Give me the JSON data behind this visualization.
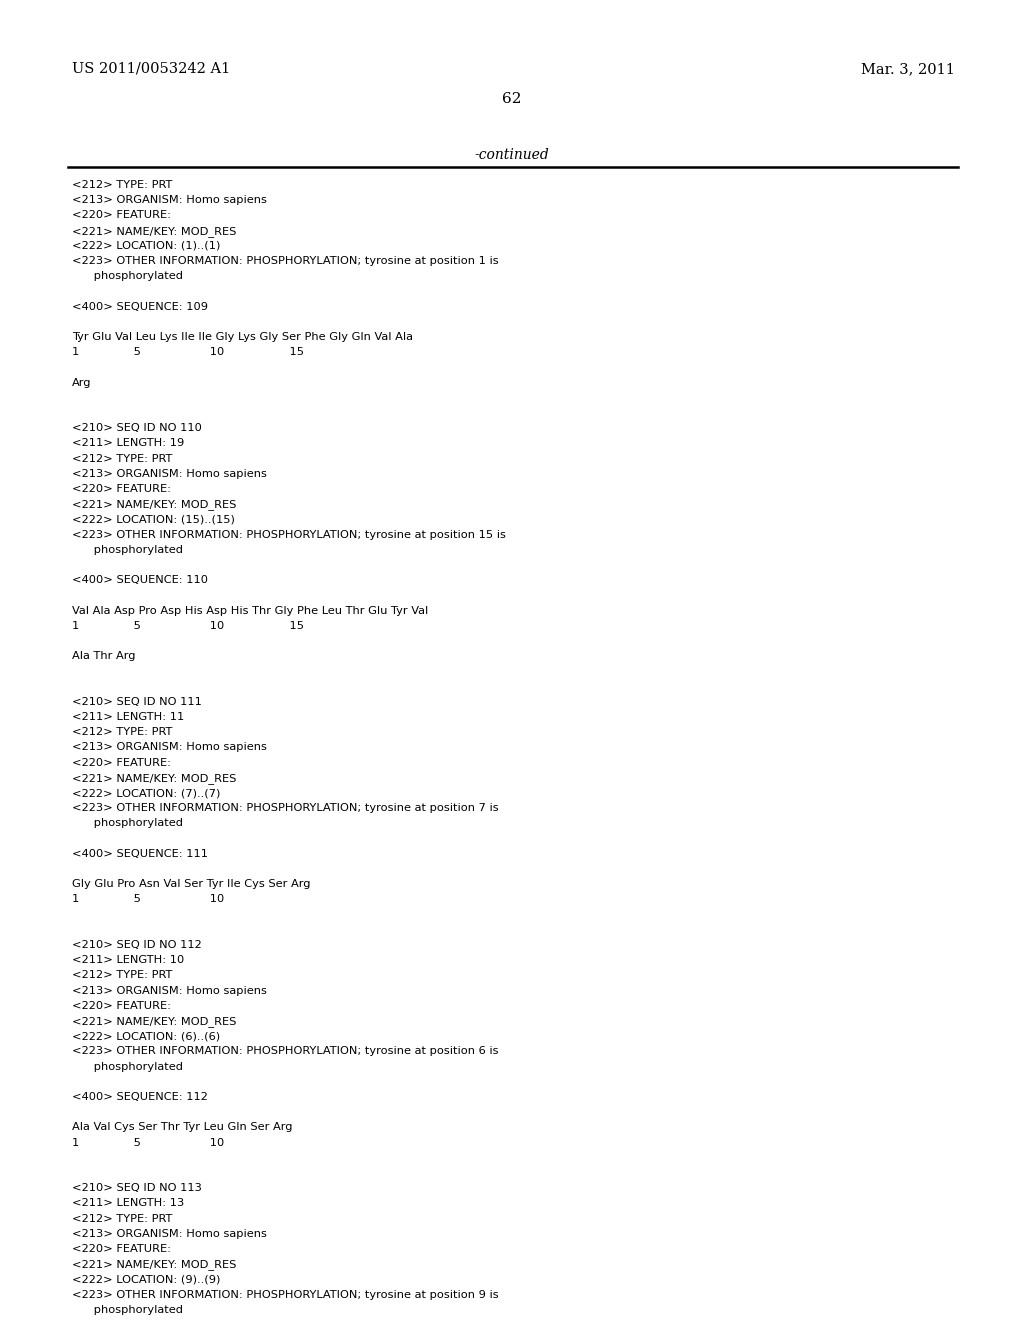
{
  "bg_color": "#ffffff",
  "header_left": "US 2011/0053242 A1",
  "header_right": "Mar. 3, 2011",
  "page_number": "62",
  "continued_text": "-continued",
  "font_mono": "Courier New",
  "font_serif": "DejaVu Serif",
  "content": [
    "<212> TYPE: PRT",
    "<213> ORGANISM: Homo sapiens",
    "<220> FEATURE:",
    "<221> NAME/KEY: MOD_RES",
    "<222> LOCATION: (1)..(1)",
    "<223> OTHER INFORMATION: PHOSPHORYLATION; tyrosine at position 1 is",
    "      phosphorylated",
    "",
    "<400> SEQUENCE: 109",
    "",
    "Tyr Glu Val Leu Lys Ile Ile Gly Lys Gly Ser Phe Gly Gln Val Ala",
    "1               5                   10                  15",
    "",
    "Arg",
    "",
    "",
    "<210> SEQ ID NO 110",
    "<211> LENGTH: 19",
    "<212> TYPE: PRT",
    "<213> ORGANISM: Homo sapiens",
    "<220> FEATURE:",
    "<221> NAME/KEY: MOD_RES",
    "<222> LOCATION: (15)..(15)",
    "<223> OTHER INFORMATION: PHOSPHORYLATION; tyrosine at position 15 is",
    "      phosphorylated",
    "",
    "<400> SEQUENCE: 110",
    "",
    "Val Ala Asp Pro Asp His Asp His Thr Gly Phe Leu Thr Glu Tyr Val",
    "1               5                   10                  15",
    "",
    "Ala Thr Arg",
    "",
    "",
    "<210> SEQ ID NO 111",
    "<211> LENGTH: 11",
    "<212> TYPE: PRT",
    "<213> ORGANISM: Homo sapiens",
    "<220> FEATURE:",
    "<221> NAME/KEY: MOD_RES",
    "<222> LOCATION: (7)..(7)",
    "<223> OTHER INFORMATION: PHOSPHORYLATION; tyrosine at position 7 is",
    "      phosphorylated",
    "",
    "<400> SEQUENCE: 111",
    "",
    "Gly Glu Pro Asn Val Ser Tyr Ile Cys Ser Arg",
    "1               5                   10",
    "",
    "",
    "<210> SEQ ID NO 112",
    "<211> LENGTH: 10",
    "<212> TYPE: PRT",
    "<213> ORGANISM: Homo sapiens",
    "<220> FEATURE:",
    "<221> NAME/KEY: MOD_RES",
    "<222> LOCATION: (6)..(6)",
    "<223> OTHER INFORMATION: PHOSPHORYLATION; tyrosine at position 6 is",
    "      phosphorylated",
    "",
    "<400> SEQUENCE: 112",
    "",
    "Ala Val Cys Ser Thr Tyr Leu Gln Ser Arg",
    "1               5                   10",
    "",
    "",
    "<210> SEQ ID NO 113",
    "<211> LENGTH: 13",
    "<212> TYPE: PRT",
    "<213> ORGANISM: Homo sapiens",
    "<220> FEATURE:",
    "<221> NAME/KEY: MOD_RES",
    "<222> LOCATION: (9)..(9)",
    "<223> OTHER INFORMATION: PHOSPHORYLATION; tyrosine at position 9 is",
    "      phosphorylated"
  ]
}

* Written request *
Repeat everything in the records precisely. Images are excluded from the copy.

* Written solution *
Give me the JSON data behind this visualization.
{
  "bg_color": "#ffffff",
  "header_left": "US 2011/0053242 A1",
  "header_right": "Mar. 3, 2011",
  "page_number": "62",
  "continued_text": "-continued",
  "font_mono": "Courier New",
  "font_serif": "DejaVu Serif",
  "content": [
    "<212> TYPE: PRT",
    "<213> ORGANISM: Homo sapiens",
    "<220> FEATURE:",
    "<221> NAME/KEY: MOD_RES",
    "<222> LOCATION: (1)..(1)",
    "<223> OTHER INFORMATION: PHOSPHORYLATION; tyrosine at position 1 is",
    "      phosphorylated",
    "",
    "<400> SEQUENCE: 109",
    "",
    "Tyr Glu Val Leu Lys Ile Ile Gly Lys Gly Ser Phe Gly Gln Val Ala",
    "1               5                   10                  15",
    "",
    "Arg",
    "",
    "",
    "<210> SEQ ID NO 110",
    "<211> LENGTH: 19",
    "<212> TYPE: PRT",
    "<213> ORGANISM: Homo sapiens",
    "<220> FEATURE:",
    "<221> NAME/KEY: MOD_RES",
    "<222> LOCATION: (15)..(15)",
    "<223> OTHER INFORMATION: PHOSPHORYLATION; tyrosine at position 15 is",
    "      phosphorylated",
    "",
    "<400> SEQUENCE: 110",
    "",
    "Val Ala Asp Pro Asp His Asp His Thr Gly Phe Leu Thr Glu Tyr Val",
    "1               5                   10                  15",
    "",
    "Ala Thr Arg",
    "",
    "",
    "<210> SEQ ID NO 111",
    "<211> LENGTH: 11",
    "<212> TYPE: PRT",
    "<213> ORGANISM: Homo sapiens",
    "<220> FEATURE:",
    "<221> NAME/KEY: MOD_RES",
    "<222> LOCATION: (7)..(7)",
    "<223> OTHER INFORMATION: PHOSPHORYLATION; tyrosine at position 7 is",
    "      phosphorylated",
    "",
    "<400> SEQUENCE: 111",
    "",
    "Gly Glu Pro Asn Val Ser Tyr Ile Cys Ser Arg",
    "1               5                   10",
    "",
    "",
    "<210> SEQ ID NO 112",
    "<211> LENGTH: 10",
    "<212> TYPE: PRT",
    "<213> ORGANISM: Homo sapiens",
    "<220> FEATURE:",
    "<221> NAME/KEY: MOD_RES",
    "<222> LOCATION: (6)..(6)",
    "<223> OTHER INFORMATION: PHOSPHORYLATION; tyrosine at position 6 is",
    "      phosphorylated",
    "",
    "<400> SEQUENCE: 112",
    "",
    "Ala Val Cys Ser Thr Tyr Leu Gln Ser Arg",
    "1               5                   10",
    "",
    "",
    "<210> SEQ ID NO 113",
    "<211> LENGTH: 13",
    "<212> TYPE: PRT",
    "<213> ORGANISM: Homo sapiens",
    "<220> FEATURE:",
    "<221> NAME/KEY: MOD_RES",
    "<222> LOCATION: (9)..(9)",
    "<223> OTHER INFORMATION: PHOSPHORYLATION; tyrosine at position 9 is",
    "      phosphorylated"
  ]
}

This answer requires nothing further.